Stated exercise ->
Below are some records. Pull every line that contains the word "name".

(Dataset records)
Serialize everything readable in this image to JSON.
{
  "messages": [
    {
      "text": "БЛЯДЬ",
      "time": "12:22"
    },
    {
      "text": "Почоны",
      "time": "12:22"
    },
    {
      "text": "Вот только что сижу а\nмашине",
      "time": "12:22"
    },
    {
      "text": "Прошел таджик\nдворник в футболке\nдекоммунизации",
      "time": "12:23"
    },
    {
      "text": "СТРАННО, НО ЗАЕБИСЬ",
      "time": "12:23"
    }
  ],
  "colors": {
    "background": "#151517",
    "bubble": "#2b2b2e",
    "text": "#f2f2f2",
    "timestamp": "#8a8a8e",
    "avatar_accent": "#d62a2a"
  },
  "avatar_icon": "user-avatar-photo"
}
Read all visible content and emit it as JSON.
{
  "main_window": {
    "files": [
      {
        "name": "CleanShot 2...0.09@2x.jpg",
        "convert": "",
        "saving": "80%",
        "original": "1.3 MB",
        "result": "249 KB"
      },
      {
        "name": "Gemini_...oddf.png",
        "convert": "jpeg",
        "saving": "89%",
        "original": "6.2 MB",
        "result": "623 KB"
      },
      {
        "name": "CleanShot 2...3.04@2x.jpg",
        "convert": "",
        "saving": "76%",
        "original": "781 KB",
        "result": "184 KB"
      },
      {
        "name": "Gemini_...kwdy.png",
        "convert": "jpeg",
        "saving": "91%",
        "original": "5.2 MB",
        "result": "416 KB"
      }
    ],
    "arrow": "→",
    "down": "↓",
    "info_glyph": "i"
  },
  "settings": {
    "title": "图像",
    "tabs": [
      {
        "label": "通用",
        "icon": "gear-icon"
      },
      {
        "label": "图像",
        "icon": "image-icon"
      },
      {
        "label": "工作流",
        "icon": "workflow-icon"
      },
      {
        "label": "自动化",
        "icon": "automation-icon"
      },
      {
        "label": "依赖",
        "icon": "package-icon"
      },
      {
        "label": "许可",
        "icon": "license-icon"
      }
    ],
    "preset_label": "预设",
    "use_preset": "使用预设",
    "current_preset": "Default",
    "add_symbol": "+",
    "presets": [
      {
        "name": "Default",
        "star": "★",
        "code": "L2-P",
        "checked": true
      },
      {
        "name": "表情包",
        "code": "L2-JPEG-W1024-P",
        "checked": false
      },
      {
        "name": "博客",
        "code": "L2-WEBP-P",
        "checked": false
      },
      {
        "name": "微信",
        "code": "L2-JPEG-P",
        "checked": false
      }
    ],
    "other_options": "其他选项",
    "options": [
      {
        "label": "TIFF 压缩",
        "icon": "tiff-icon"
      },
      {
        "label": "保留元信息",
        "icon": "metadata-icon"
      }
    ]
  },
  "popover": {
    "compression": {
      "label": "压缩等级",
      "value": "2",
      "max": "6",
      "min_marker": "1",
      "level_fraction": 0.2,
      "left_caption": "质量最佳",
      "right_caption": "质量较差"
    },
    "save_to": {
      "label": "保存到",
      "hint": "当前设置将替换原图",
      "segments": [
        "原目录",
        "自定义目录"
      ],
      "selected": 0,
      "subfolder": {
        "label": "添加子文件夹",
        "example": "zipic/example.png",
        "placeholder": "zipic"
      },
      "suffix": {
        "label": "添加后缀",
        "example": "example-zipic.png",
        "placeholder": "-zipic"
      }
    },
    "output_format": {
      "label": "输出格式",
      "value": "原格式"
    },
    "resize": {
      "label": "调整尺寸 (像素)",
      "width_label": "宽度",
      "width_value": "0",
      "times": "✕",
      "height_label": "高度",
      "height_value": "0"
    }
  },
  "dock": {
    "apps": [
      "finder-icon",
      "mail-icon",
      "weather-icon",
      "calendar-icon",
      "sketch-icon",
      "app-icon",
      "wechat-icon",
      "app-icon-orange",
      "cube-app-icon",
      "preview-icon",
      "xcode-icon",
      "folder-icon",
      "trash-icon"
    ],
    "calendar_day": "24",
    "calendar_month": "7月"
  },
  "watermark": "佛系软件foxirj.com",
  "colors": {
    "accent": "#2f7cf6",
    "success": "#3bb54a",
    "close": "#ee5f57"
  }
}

Complete answer ->
        "name": "CleanShot 2...0.09@2x.jpg",
        "name": "Gemini_...oddf.png",
        "name": "CleanShot 2...3.04@2x.jpg",
        "name": "Gemini_...kwdy.png",
        "name": "Default",
        "name": "表情包",
        "name": "博客",
        "name": "微信",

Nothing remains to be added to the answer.